- Directions -
Set out the records from the start up to and including the line containing "staticText: 1 <box>44 860 54 883</box>" as a Markdown table with the columns Row and Line, numbering each line and skipping blank ones.

- Task input -

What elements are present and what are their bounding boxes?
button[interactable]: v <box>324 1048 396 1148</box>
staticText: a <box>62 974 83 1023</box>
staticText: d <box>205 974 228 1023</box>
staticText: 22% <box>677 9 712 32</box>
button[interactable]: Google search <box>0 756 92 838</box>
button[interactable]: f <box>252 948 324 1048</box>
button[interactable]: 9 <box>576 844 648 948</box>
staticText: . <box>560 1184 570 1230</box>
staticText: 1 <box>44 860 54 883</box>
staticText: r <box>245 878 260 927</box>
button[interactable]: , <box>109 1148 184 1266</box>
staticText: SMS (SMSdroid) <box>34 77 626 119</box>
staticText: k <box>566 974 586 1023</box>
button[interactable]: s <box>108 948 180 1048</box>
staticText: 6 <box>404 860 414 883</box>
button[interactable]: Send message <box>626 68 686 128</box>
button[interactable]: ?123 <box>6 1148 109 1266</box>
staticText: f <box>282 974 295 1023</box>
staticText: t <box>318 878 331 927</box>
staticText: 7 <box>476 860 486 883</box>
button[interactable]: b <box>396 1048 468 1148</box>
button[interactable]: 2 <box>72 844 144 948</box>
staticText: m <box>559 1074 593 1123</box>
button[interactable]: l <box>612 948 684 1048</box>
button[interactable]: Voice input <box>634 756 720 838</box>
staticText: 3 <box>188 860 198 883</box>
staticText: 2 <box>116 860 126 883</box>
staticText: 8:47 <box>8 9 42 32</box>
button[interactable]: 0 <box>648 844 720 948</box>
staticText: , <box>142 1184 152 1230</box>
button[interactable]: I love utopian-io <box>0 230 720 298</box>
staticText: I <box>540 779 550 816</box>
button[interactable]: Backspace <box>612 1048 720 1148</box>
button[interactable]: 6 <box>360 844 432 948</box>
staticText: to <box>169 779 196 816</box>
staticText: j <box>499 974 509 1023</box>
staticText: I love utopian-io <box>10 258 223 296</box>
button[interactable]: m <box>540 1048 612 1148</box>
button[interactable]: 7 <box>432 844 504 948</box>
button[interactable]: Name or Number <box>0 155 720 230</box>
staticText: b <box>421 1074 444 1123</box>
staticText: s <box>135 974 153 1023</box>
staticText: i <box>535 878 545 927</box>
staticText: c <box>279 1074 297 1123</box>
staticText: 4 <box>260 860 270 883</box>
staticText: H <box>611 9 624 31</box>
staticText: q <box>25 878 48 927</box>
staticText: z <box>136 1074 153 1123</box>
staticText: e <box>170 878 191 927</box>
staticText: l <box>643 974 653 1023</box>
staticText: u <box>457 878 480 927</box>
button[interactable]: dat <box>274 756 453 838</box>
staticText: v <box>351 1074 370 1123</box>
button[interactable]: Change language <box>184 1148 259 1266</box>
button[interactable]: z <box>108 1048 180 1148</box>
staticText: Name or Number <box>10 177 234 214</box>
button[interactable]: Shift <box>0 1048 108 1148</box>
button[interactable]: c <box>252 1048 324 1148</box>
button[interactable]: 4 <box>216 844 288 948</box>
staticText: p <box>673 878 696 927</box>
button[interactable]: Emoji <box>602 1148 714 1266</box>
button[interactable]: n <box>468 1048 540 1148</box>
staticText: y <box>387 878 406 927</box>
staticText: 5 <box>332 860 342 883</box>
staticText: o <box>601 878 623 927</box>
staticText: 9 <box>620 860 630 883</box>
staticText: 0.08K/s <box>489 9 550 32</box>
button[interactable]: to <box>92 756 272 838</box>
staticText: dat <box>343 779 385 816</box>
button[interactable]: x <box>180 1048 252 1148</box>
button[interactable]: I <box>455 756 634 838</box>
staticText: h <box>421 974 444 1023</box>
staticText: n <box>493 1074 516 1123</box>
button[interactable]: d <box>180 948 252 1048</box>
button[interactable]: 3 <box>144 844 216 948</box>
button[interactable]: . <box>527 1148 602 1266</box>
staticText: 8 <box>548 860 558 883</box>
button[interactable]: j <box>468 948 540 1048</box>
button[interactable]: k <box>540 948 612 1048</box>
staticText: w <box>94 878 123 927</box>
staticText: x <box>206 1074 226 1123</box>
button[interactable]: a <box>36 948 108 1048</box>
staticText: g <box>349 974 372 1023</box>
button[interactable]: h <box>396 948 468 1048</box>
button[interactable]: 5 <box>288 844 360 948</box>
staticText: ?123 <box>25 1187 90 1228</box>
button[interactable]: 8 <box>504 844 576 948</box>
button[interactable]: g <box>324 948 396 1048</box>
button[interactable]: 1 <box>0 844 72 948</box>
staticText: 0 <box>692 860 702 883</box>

- Written response -
| Row | Line |
|---|---|
| 1 | What elements are present and what are their bounding boxes? |
| 2 | button[interactable]: v <box>324 1048 396 1148</box> |
| 3 | staticText: a <box>62 974 83 1023</box> |
| 4 | staticText: d <box>205 974 228 1023</box> |
| 5 | staticText: 22% <box>677 9 712 32</box> |
| 6 | button[interactable]: Google search <box>0 756 92 838</box> |
| 7 | button[interactable]: f <box>252 948 324 1048</box> |
| 8 | button[interactable]: 9 <box>576 844 648 948</box> |
| 9 | staticText: . <box>560 1184 570 1230</box> |
| 10 | staticText: 1 <box>44 860 54 883</box> |